Simone Stolzoff worked in advertising, tech, journalism and design during his 20s, trying to find a job that would do way more than pay the bills.
Five years ago, Stolzoff found himself at a crossroads where he could continue to work as a journalist or accept an offer to work as a designer.
“I really didn’t feel like I was choosing between two jobs,” Stolzoff said. “I was choosing between two versions of me.”
Excited about the prospect of something new, Stolzoff picked the designer position. But at the time, he also realized he was hoping to find his “vocational soulmate,” a job that would decide his identity.
It was then that he learned his mindset was the product of “workism,” a term coined by journalist Derek Thompson. Instead of just looking to work for a paycheck, it’s when people also rely on work for “community, purpose, meaning and transcendence” — just like some people do with religion, Stolzoff said.
It can be a precarious way to approach work. “Our jobs are not necessarily designed to bear this burden of being the source of meaning and self-actualization for ourselves,” he said. “There’s nothing wrong with looking to work for a source of identity or a source of meaning, but it becomes particularly risky when it is the sole source.”
If you don’t want to live this way anymore, here’s what Stolzoff says you can do.
How work became more than work
Stolzoff wants people to know the U.S. culture of workism or constant striving for the next or biggest thing isn’t their fault. “The Protestant work ethic and capitalism are really the two strands that intertwine to form our country’s DNA,” he said. We work in a system that often rewards us for always doing and producing more.
The consequences of losing work in the U.S. — such as inability to access health care — can be dire. “This drives a lot of people to overwork, especially recently with jobs being more precarious,” Stolzoff said. “People feel the need to constantly prove themselves, to think that if they aren’t somehow getting ahead, they’re falling behind.”
Workism has also increased due to a decline in the participation in organized religion and community groups since the 1970s, Stolzoff said, but “the need for belonging and purpose and ambition remain.” That’s why many people have transposed those needs to the workplace, he added.
What to do about workism
Establishing work-life balance requires systemic change. “We need to be able to decouple our basic human needs from our employment status,” Stolzoff said, and employers should honor employees’ lives outside of the office.
But even without institutional change, there are some steps individuals can take to alter their relationship with work.
Stolzoff, now 32, left his designer job in 2022 to finish writing his book and explore other sides of himself that had been crowded out by his day job. He now works for himself and pays for health insurance out of pocket, a risk and a privilege he acknowledges not everyone can do.
He now carves out non-work time doing activities that don’t allow him to multitask on work — such as going for a run or walk with a friend.

### Supplied data
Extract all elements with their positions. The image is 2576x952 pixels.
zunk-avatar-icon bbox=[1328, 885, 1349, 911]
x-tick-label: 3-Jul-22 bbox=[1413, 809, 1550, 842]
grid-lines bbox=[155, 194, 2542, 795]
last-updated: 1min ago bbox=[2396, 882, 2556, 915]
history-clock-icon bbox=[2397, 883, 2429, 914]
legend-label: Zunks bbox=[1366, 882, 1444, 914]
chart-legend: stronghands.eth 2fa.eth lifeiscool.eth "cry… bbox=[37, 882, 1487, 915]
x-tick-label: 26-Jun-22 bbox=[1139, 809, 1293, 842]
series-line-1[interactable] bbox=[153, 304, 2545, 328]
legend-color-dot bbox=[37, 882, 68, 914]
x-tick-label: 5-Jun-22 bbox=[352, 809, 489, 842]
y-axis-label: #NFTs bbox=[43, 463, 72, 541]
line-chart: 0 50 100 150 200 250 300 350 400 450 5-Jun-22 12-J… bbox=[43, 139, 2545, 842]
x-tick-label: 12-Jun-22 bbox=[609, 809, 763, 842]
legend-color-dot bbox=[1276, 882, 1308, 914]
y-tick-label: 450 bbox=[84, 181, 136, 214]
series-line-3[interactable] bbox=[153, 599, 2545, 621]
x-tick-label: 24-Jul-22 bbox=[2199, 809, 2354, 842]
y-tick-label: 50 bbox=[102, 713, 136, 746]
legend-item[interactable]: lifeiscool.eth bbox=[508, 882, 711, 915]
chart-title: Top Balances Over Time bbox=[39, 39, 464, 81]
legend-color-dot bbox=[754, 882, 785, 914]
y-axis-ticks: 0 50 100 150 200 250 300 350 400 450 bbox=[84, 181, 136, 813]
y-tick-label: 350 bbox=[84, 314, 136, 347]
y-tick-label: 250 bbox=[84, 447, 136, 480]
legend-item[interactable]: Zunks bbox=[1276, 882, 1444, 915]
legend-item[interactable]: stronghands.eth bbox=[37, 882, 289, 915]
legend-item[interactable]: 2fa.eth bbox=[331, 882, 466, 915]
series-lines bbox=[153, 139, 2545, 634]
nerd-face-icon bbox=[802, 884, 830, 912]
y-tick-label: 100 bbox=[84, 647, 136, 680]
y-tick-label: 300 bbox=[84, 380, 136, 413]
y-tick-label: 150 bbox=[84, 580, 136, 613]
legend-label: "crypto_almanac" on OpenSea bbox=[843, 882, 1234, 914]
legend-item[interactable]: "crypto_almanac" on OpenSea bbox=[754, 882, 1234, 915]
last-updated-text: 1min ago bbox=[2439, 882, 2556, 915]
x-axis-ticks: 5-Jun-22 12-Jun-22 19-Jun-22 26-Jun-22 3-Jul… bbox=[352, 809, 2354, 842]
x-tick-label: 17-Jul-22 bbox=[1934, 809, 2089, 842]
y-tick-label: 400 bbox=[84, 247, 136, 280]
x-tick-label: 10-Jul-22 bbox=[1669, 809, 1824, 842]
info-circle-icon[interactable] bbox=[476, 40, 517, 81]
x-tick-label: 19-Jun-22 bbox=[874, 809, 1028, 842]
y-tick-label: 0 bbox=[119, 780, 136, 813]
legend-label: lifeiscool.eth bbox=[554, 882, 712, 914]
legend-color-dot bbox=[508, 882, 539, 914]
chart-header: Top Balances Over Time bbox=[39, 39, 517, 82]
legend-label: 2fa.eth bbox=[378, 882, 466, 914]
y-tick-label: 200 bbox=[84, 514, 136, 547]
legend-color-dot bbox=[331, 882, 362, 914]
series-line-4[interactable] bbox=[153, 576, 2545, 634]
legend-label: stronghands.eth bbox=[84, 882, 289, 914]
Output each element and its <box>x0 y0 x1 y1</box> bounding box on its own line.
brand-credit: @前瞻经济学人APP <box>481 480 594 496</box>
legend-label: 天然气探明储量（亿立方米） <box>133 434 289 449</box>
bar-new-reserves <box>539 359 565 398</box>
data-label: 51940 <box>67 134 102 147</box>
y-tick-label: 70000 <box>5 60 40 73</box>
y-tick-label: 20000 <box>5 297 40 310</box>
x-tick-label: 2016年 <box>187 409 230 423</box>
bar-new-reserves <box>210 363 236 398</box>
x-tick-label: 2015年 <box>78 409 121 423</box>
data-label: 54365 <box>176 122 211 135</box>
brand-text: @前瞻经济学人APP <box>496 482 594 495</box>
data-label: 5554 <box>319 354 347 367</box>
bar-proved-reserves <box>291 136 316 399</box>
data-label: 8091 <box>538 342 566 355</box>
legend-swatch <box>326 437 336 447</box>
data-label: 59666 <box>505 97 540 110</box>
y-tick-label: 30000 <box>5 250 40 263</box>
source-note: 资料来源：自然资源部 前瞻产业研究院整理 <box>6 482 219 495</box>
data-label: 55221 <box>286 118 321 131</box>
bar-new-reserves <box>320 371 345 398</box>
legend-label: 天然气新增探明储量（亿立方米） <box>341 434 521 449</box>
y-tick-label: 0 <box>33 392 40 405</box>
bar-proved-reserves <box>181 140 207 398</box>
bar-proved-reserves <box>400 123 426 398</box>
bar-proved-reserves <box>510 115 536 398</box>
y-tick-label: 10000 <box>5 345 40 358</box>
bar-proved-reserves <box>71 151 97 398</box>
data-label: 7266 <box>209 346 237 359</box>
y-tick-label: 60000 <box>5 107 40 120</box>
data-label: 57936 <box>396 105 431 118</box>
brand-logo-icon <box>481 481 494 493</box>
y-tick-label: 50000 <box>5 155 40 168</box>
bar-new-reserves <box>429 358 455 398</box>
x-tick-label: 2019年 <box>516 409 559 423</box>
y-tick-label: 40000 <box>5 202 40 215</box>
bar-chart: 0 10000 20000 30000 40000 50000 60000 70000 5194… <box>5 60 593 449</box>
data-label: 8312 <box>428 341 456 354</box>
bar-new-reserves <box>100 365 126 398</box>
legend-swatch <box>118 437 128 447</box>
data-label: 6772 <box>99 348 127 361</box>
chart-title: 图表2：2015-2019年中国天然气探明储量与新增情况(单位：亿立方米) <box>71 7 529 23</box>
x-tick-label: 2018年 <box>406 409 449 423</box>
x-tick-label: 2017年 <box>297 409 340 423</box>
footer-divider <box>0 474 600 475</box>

### Work task
Please name the person who, according to the article on workism, coined the term "workism."

### Output of the exercise
Journalist Derek Thompson